ENTRIES:
--- --- ---

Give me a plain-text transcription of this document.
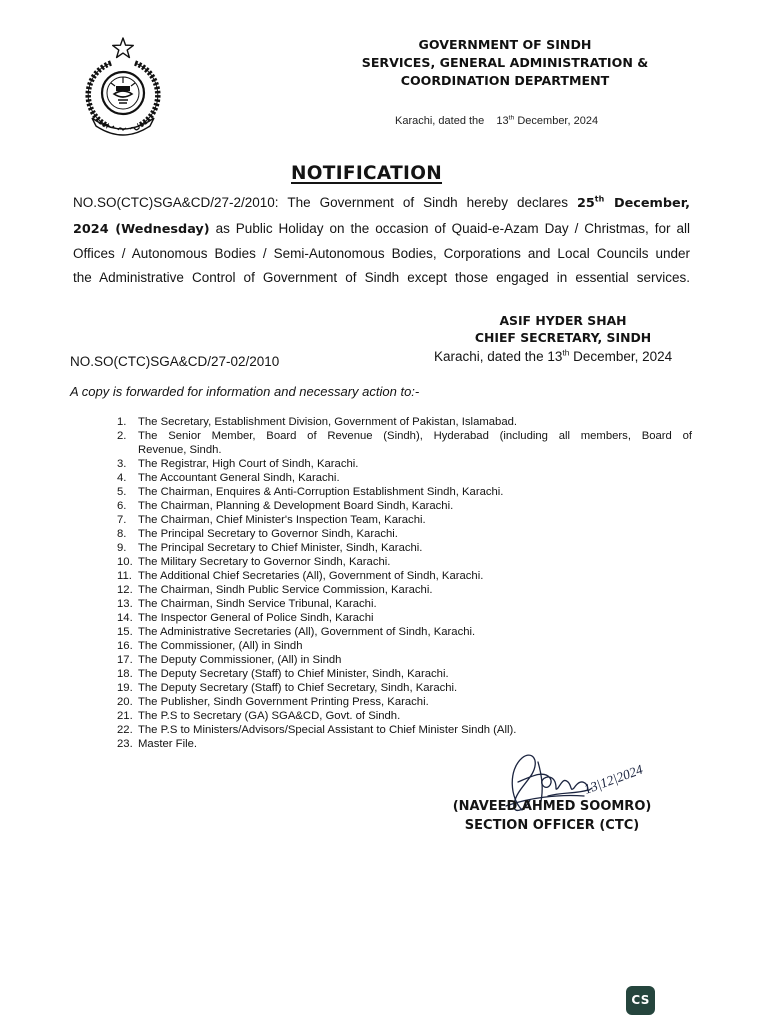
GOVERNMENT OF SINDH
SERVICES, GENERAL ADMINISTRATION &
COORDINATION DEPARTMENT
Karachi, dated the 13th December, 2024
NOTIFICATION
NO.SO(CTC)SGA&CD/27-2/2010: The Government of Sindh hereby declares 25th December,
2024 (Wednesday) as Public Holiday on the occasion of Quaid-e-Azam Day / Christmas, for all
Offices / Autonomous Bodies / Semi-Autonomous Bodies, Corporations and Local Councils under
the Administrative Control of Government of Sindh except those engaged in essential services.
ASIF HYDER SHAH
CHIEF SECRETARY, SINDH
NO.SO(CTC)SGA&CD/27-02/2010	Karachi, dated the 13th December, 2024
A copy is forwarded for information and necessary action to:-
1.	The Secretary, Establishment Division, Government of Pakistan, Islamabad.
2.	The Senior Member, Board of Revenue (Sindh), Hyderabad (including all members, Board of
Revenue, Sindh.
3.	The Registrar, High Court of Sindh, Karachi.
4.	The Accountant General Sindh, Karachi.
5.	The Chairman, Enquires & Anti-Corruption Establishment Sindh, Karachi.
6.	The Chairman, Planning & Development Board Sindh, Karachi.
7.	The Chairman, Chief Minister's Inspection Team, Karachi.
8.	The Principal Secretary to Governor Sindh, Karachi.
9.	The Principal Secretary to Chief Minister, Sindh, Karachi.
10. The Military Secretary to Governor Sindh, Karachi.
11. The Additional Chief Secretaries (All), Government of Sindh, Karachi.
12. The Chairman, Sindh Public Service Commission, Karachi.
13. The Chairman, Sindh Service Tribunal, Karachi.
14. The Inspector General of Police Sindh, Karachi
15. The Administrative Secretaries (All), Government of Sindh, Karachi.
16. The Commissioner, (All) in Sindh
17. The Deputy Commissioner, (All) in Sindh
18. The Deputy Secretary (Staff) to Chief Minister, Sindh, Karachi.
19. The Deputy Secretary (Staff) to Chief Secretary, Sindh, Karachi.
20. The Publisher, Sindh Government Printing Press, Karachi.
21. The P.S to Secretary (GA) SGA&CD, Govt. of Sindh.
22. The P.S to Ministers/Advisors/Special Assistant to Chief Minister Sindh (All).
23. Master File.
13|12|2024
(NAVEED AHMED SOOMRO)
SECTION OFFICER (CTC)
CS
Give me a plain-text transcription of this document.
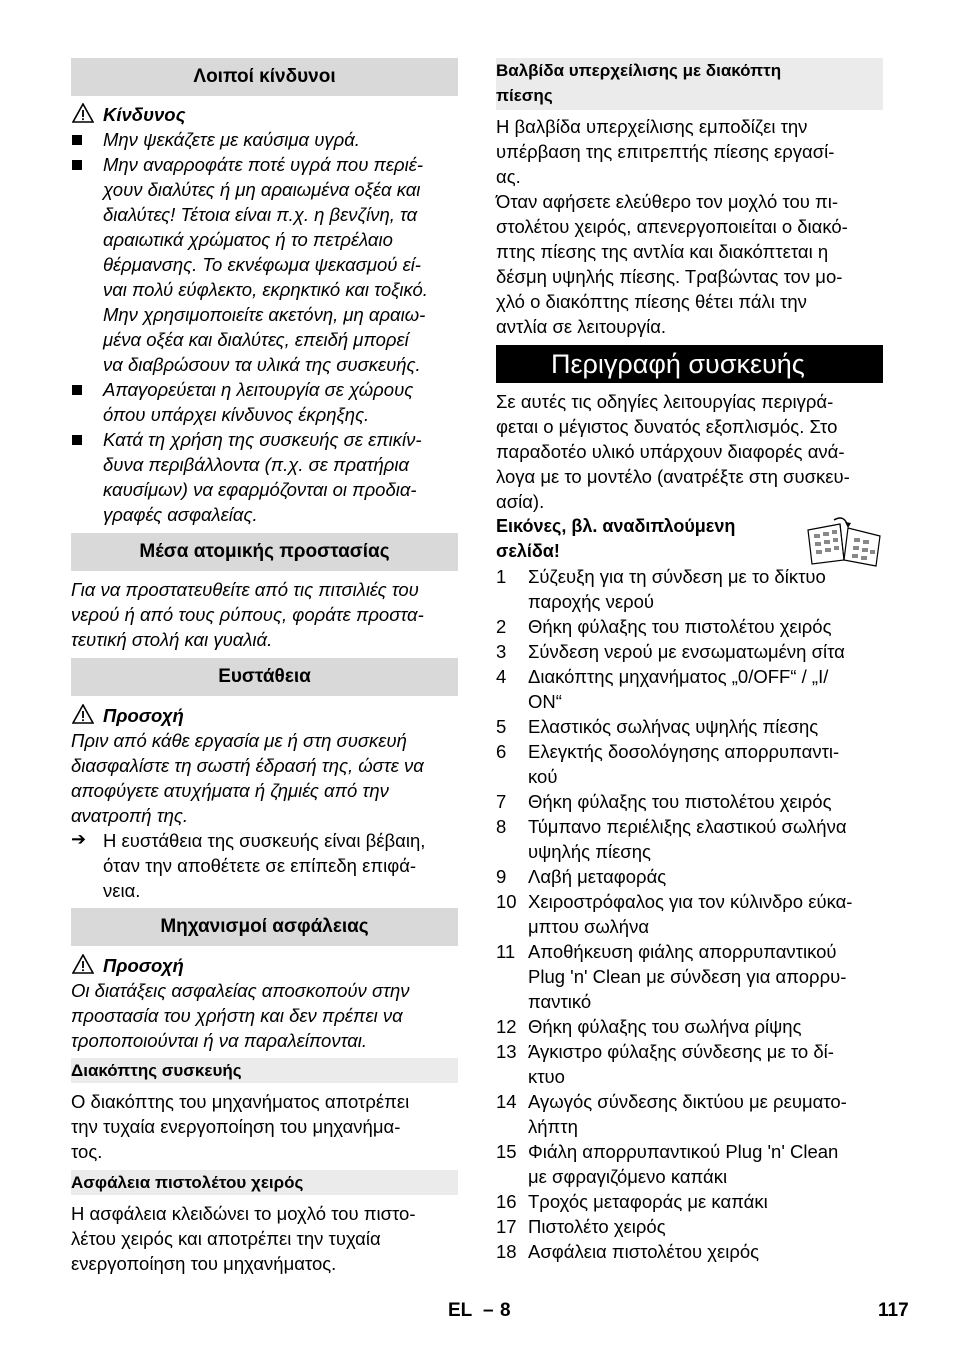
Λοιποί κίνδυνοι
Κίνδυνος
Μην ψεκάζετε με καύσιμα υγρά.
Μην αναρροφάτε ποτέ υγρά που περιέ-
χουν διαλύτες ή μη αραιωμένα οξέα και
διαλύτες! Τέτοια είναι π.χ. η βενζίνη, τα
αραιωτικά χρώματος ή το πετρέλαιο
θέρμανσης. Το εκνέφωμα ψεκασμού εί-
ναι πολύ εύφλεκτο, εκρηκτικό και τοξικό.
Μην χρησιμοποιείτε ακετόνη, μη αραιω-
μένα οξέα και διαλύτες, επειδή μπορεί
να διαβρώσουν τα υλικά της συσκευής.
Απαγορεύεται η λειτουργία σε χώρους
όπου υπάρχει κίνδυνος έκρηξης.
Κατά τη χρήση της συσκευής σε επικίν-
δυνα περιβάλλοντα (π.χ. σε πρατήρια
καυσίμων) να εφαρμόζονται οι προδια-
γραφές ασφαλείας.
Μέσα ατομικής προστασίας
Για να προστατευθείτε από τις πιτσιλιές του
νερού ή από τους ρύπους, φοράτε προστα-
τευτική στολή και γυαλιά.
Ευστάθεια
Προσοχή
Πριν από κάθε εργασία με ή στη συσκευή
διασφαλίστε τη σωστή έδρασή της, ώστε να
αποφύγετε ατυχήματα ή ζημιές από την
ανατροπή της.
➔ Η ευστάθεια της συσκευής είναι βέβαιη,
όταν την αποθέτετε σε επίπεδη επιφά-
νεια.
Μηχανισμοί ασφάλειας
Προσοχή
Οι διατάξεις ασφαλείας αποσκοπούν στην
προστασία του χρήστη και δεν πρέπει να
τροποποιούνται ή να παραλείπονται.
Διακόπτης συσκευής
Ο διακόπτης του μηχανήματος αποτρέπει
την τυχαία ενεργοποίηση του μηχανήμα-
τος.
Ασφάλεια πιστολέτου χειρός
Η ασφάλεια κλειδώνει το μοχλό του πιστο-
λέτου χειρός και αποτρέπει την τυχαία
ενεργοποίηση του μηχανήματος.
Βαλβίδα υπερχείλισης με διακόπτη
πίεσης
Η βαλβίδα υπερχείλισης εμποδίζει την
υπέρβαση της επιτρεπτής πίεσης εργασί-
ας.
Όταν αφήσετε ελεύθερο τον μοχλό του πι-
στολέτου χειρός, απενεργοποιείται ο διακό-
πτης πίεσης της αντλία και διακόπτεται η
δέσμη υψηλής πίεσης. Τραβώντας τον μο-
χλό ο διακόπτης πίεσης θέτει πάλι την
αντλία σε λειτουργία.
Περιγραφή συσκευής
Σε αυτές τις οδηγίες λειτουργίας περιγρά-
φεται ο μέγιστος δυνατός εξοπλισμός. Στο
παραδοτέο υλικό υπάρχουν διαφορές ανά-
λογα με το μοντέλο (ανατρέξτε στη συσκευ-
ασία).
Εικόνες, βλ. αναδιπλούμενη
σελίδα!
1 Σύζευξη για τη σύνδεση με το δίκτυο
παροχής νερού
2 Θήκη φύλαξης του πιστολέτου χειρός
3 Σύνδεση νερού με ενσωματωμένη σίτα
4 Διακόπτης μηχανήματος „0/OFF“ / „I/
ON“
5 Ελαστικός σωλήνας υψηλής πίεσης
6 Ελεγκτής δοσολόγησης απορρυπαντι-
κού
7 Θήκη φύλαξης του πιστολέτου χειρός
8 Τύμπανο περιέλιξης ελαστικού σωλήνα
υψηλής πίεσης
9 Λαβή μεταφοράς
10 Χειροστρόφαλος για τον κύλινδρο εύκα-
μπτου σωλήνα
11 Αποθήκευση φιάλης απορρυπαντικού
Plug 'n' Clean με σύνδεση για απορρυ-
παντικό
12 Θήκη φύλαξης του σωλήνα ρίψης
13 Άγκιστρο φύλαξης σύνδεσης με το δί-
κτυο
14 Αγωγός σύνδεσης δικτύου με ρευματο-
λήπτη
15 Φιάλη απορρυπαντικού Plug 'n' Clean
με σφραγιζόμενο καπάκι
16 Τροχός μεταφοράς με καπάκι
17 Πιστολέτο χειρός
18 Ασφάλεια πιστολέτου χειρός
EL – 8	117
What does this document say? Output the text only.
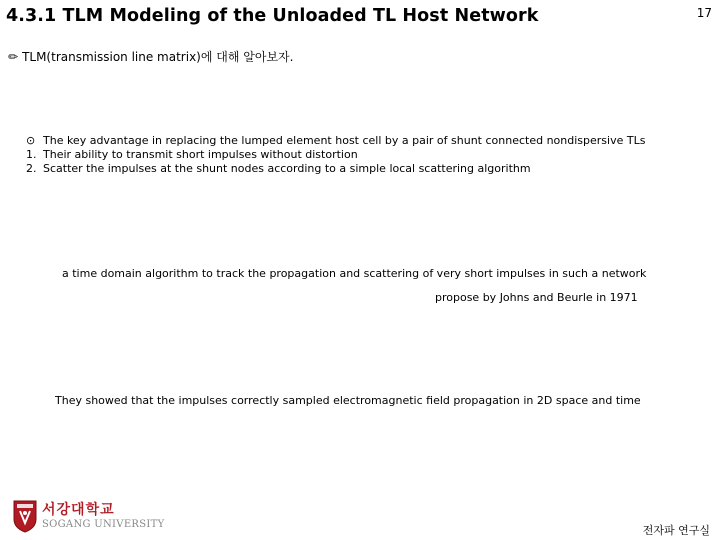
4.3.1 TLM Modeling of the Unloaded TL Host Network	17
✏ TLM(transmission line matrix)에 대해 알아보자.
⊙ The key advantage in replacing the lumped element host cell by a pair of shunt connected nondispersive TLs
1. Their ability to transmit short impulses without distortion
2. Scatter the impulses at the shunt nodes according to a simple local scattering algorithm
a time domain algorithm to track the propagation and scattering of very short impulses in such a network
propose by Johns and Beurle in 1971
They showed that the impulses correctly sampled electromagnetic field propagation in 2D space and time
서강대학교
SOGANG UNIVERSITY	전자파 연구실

--- --- ---

Give the number of lines in the listing above that hold the string "χειρός", with nothing else.

CORRECT RESULT: 7